%%

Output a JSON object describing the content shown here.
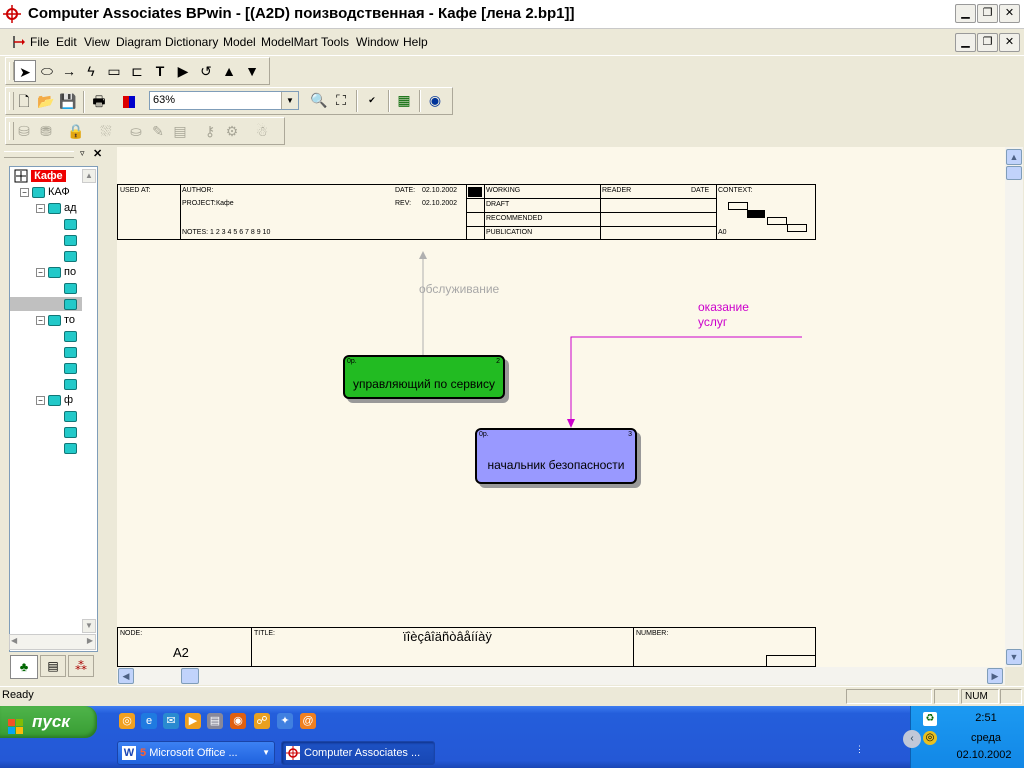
{
  "window": {
    "title": "Computer Associates BPwin - [(A2D) поизводственная - Кафе  [лена 2.bp1]]"
  },
  "menu": {
    "items": [
      "File",
      "Edit",
      "View",
      "Diagram",
      "Dictionary",
      "Model",
      "ModelMart",
      "Tools",
      "Window",
      "Help"
    ]
  },
  "toolbar": {
    "zoom_value": "63%"
  },
  "tree": {
    "root_label": "Кафе",
    "nodes": [
      {
        "label": "КАФ"
      },
      {
        "label": "ад"
      },
      {
        "label": ""
      },
      {
        "label": ""
      },
      {
        "label": ""
      },
      {
        "label": "по"
      },
      {
        "label": ""
      },
      {
        "label": ""
      },
      {
        "label": "то"
      },
      {
        "label": ""
      },
      {
        "label": ""
      },
      {
        "label": ""
      },
      {
        "label": ""
      },
      {
        "label": "ф"
      },
      {
        "label": ""
      },
      {
        "label": ""
      },
      {
        "label": ""
      }
    ]
  },
  "form_header": {
    "used_at": "USED AT:",
    "author": "AUTHOR:",
    "project_label": "PROJECT:",
    "project_value": "Кафе",
    "notes": "NOTES:  1  2  3  4  5  6  7  8  9  10",
    "date_label": "DATE:",
    "date_value": "02.10.2002",
    "rev_label": "REV:",
    "rev_value": "02.10.2002",
    "working": "WORKING",
    "draft": "DRAFT",
    "recommended": "RECOMMENDED",
    "publication": "PUBLICATION",
    "reader": "READER",
    "reader_date": "DATE",
    "context": "CONTEXT:",
    "context_node": "A0"
  },
  "form_footer": {
    "node_label": "NODE:",
    "node_value": "A2",
    "title_label": "TITLE:",
    "title_value": "ïîèçâîäñòâåííàÿ",
    "number_label": "NUMBER:"
  },
  "diagram": {
    "arrow_label_1": "обслуживание",
    "arrow_label_2a": "оказание",
    "arrow_label_2b": "услуг",
    "box1": {
      "label": "управляющий по сервису",
      "tag": "0р.",
      "number": "2",
      "color": "#22bb22"
    },
    "box2": {
      "label": "начальник безопасности",
      "tag": "0р.",
      "number": "3",
      "color": "#9999ff"
    }
  },
  "status": {
    "text": "Ready",
    "num": "NUM"
  },
  "taskbar": {
    "start_label": "пуск",
    "task1": "Microsoft Office ...",
    "task1_count": "5",
    "task2": "Computer Associates ...",
    "clock_time": "2:51",
    "clock_day": "среда",
    "clock_date": "02.10.2002"
  }
}
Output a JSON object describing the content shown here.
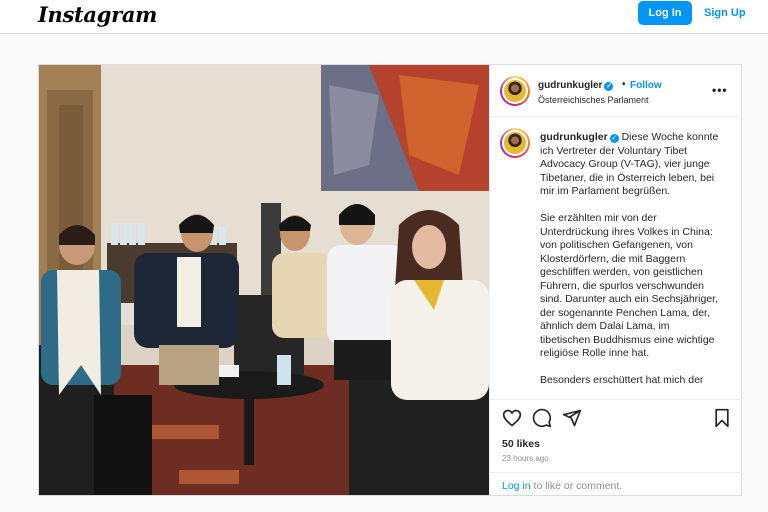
{
  "topbar": {
    "logo": "Instagram",
    "login_label": "Log In",
    "signup_label": "Sign Up"
  },
  "post": {
    "username": "gudrunkugler",
    "dot": "•",
    "follow_label": "Follow",
    "location": "Österreichisches Parlament",
    "more": "•••",
    "caption_paragraphs": [
      "Diese Woche konnte ich Vertreter der Voluntary Tibet Advocacy Group (V-TAG), vier junge Tibetaner, die in Österreich leben, bei mir im Parlament begrüßen.",
      "Sie erzählten mir von der Unterdrückung ihres Volkes in China: von politischen Gefangenen, von Klosterdörfern, die mit Baggern geschliffen werden, von geistlichen Führern, die spurlos verschwunden sind. Darunter auch ein Sechsjähriger, der sogenannte Penchen Lama, der, ähnlich dem Dalai Lama, im tibetischen Buddhismus eine wichtige religiöse Rolle inne hat.",
      "Besonders erschüttert hat mich der"
    ],
    "likes": "50 likes",
    "time_ago": "23 hours ago",
    "login_link": "Log in",
    "login_suffix": " to like or comment."
  },
  "icons": {
    "like": "heart-icon",
    "comment": "comment-icon",
    "share": "paper-plane-icon",
    "save": "bookmark-icon",
    "verified": "verified-badge-icon"
  },
  "colors": {
    "accent": "#0095f6",
    "text": "#262626",
    "muted": "#8e8e8e"
  }
}
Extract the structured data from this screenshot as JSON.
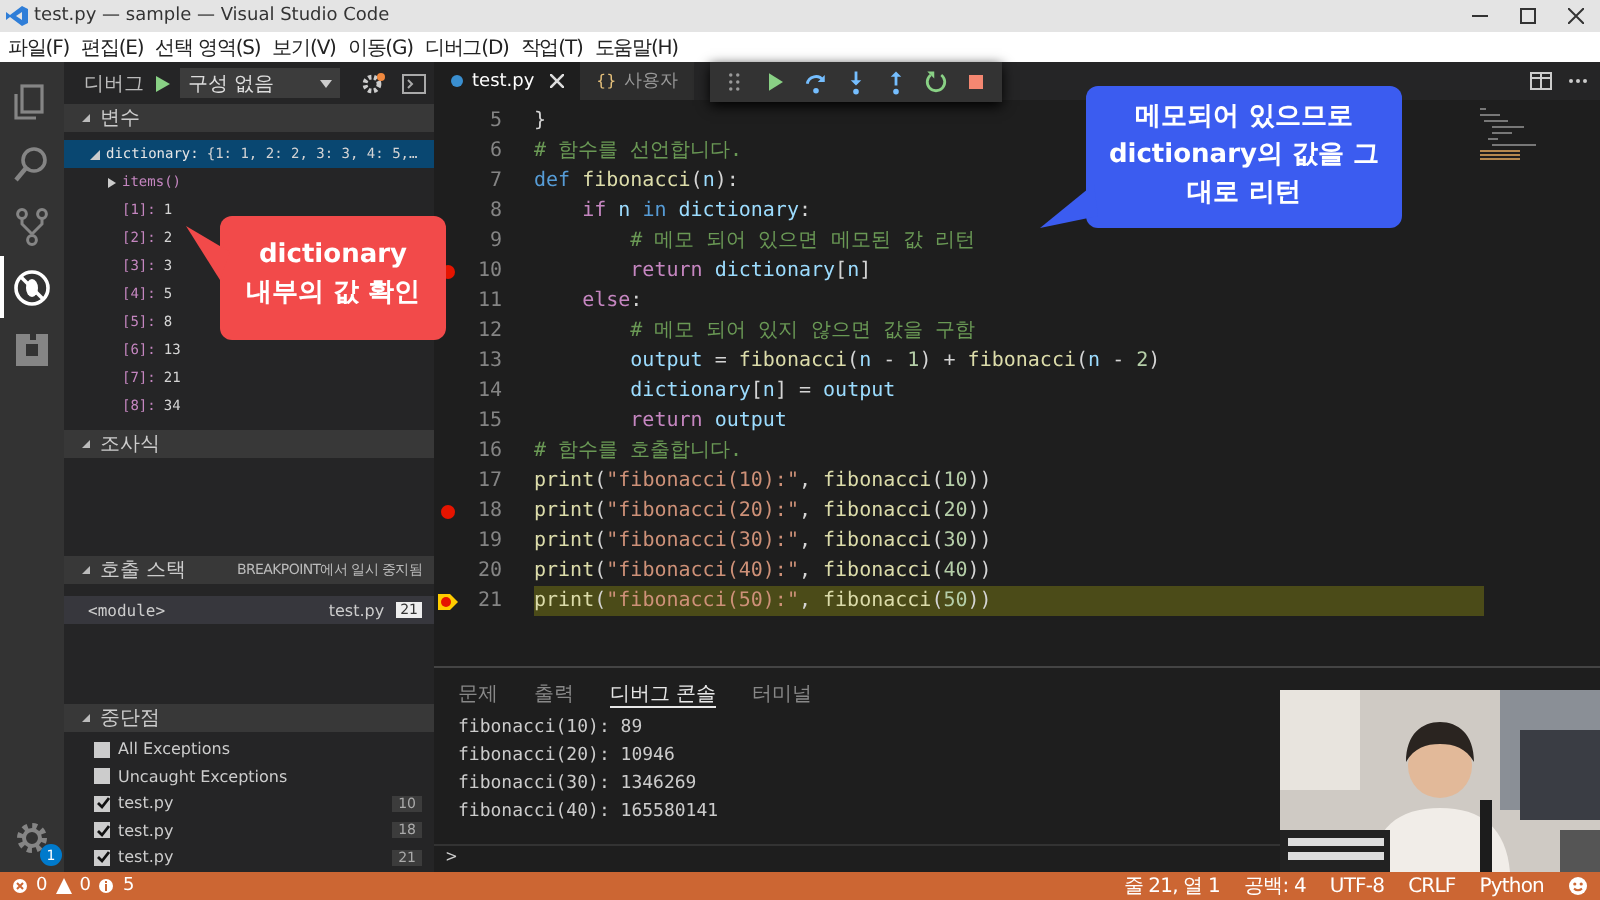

%%

▶ Instruction
Write out the full listing verbatim, excluding its pictures.

▶ Complete answer
Output a JSON object describing the content shown here.
{
  "window": {
    "title": "Computer Associates BPwin - [(A2D) поизводственная - Кафе  [лена 2.bp1]]"
  },
  "menu": {
    "items": [
      "File",
      "Edit",
      "View",
      "Diagram",
      "Dictionary",
      "Model",
      "ModelMart",
      "Tools",
      "Window",
      "Help"
    ]
  },
  "toolbar": {
    "zoom_value": "63%"
  },
  "tree": {
    "root_label": "Кафе",
    "nodes": [
      {
        "label": "КАФ"
      },
      {
        "label": "ад"
      },
      {
        "label": ""
      },
      {
        "label": ""
      },
      {
        "label": ""
      },
      {
        "label": "по"
      },
      {
        "label": ""
      },
      {
        "label": ""
      },
      {
        "label": "то"
      },
      {
        "label": ""
      },
      {
        "label": ""
      },
      {
        "label": ""
      },
      {
        "label": ""
      },
      {
        "label": "ф"
      },
      {
        "label": ""
      },
      {
        "label": ""
      },
      {
        "label": ""
      }
    ]
  },
  "form_header": {
    "used_at": "USED AT:",
    "author": "AUTHOR:",
    "project_label": "PROJECT:",
    "project_value": "Кафе",
    "notes": "NOTES:  1  2  3  4  5  6  7  8  9  10",
    "date_label": "DATE:",
    "date_value": "02.10.2002",
    "rev_label": "REV:",
    "rev_value": "02.10.2002",
    "working": "WORKING",
    "draft": "DRAFT",
    "recommended": "RECOMMENDED",
    "publication": "PUBLICATION",
    "reader": "READER",
    "reader_date": "DATE",
    "context": "CONTEXT:",
    "context_node": "A0"
  },
  "form_footer": {
    "node_label": "NODE:",
    "node_value": "A2",
    "title_label": "TITLE:",
    "title_value": "ïîèçâîäñòâåííàÿ",
    "number_label": "NUMBER:"
  },
  "diagram": {
    "arrow_label_1": "обслуживание",
    "arrow_label_2a": "оказание",
    "arrow_label_2b": "услуг",
    "box1": {
      "label": "управляющий по сервису",
      "tag": "0р.",
      "number": "2",
      "color": "#22bb22"
    },
    "box2": {
      "label": "начальник безопасности",
      "tag": "0р.",
      "number": "3",
      "color": "#9999ff"
    }
  },
  "status": {
    "text": "Ready",
    "num": "NUM"
  },
  "taskbar": {
    "start_label": "пуск",
    "task1": "Microsoft Office ...",
    "task1_count": "5",
    "task2": "Computer Associates ...",
    "clock_time": "2:51",
    "clock_day": "среда",
    "clock_date": "02.10.2002"
  }
}
Output a JSON object describing the content shown here.
{
  "topbar": {
    "logo": "Instagram",
    "login_label": "Log In",
    "signup_label": "Sign Up"
  },
  "post": {
    "username": "gudrunkugler",
    "dot": "•",
    "follow_label": "Follow",
    "location": "Österreichisches Parlament",
    "more": "•••",
    "caption_paragraphs": [
      "Diese Woche konnte ich Vertreter der Voluntary Tibet Advocacy Group (V-TAG), vier junge Tibetaner, die in Österreich leben, bei mir im Parlament begrüßen.",
      "Sie erzählten mir von der Unterdrückung ihres Volkes in China: von politischen Gefangenen, von Klosterdörfern, die mit Baggern geschliffen werden, von geistlichen Führern, die spurlos verschwunden sind. Darunter auch ein Sechsjähriger, der sogenannte Penchen Lama, der, ähnlich dem Dalai Lama, im tibetischen Buddhismus eine wichtige religiöse Rolle inne hat.",
      "Besonders erschüttert hat mich der"
    ],
    "likes": "50 likes",
    "time_ago": "23 hours ago",
    "login_link": "Log in",
    "login_suffix": " to like or comment."
  },
  "icons": {
    "like": "heart-icon",
    "comment": "comment-icon",
    "share": "paper-plane-icon",
    "save": "bookmark-icon",
    "verified": "verified-badge-icon"
  },
  "colors": {
    "accent": "#0095f6",
    "text": "#262626",
    "muted": "#8e8e8e"
  }
}
Extract the structured data from this screenshot as JSON.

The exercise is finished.